## [Your instructions]
Copy out every line containing the word "Potential".

──────── Provided material ────────

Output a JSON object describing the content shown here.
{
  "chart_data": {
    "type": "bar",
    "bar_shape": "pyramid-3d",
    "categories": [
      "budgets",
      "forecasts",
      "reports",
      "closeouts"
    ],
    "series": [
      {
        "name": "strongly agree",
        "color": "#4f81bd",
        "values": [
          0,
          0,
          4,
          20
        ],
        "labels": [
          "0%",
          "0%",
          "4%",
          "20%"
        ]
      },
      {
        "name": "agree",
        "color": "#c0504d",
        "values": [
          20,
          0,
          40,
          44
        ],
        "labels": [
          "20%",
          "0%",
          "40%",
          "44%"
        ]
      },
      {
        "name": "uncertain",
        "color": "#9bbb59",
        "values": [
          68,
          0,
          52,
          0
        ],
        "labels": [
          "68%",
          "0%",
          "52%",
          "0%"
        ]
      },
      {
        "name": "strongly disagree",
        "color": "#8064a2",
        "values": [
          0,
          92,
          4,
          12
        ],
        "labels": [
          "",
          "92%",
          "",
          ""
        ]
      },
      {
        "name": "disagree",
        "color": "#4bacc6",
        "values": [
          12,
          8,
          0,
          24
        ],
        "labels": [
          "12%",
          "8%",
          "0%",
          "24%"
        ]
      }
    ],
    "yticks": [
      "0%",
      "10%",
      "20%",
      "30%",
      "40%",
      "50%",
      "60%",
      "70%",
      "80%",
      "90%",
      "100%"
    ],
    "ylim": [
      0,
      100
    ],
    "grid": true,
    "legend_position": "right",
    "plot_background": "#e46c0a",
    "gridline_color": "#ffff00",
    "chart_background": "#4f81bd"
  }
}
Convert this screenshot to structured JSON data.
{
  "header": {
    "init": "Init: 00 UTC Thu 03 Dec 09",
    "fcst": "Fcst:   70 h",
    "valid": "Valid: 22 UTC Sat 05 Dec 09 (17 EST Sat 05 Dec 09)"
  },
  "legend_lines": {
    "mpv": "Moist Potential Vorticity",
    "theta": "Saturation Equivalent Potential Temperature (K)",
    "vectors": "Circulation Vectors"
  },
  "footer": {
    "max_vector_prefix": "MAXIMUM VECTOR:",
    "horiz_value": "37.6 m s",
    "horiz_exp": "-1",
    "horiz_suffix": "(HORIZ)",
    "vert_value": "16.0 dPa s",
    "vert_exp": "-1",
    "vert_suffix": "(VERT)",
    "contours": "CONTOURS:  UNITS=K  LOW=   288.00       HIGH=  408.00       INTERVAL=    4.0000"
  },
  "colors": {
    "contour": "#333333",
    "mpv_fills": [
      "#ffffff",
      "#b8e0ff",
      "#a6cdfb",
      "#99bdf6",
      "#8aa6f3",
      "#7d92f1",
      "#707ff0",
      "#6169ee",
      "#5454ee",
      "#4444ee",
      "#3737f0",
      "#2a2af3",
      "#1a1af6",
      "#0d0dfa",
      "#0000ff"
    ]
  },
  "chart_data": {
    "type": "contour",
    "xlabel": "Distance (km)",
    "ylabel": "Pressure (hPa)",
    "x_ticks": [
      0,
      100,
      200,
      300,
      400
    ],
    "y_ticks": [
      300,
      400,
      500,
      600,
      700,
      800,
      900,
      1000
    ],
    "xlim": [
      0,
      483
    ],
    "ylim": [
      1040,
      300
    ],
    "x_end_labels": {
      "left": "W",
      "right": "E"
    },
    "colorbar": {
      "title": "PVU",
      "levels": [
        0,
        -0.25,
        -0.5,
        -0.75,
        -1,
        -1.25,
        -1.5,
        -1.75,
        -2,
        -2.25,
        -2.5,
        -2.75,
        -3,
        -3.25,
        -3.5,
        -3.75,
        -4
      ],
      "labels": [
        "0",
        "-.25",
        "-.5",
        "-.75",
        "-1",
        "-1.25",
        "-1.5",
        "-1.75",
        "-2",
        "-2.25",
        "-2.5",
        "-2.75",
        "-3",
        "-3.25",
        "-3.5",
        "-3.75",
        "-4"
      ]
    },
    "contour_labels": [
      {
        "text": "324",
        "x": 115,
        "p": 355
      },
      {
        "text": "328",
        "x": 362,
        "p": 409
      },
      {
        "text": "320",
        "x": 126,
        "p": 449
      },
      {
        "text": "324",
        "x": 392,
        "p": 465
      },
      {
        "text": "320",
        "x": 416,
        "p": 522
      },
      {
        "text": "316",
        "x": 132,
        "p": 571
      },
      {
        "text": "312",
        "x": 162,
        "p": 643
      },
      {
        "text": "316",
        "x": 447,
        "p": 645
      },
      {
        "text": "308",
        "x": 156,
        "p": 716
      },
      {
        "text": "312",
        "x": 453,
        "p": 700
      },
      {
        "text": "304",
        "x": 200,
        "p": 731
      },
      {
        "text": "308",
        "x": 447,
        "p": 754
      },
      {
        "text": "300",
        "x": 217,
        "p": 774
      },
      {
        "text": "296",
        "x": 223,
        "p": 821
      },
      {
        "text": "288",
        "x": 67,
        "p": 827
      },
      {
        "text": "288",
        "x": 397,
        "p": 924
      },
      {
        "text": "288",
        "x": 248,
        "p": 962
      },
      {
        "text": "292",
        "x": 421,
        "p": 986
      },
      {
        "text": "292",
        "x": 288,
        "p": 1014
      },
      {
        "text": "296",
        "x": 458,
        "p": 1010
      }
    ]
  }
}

────────

## [Task response]
    "mpv": "Moist Potential Vorticity",
    "theta": "Saturation Equivalent Potential Temperature (K)",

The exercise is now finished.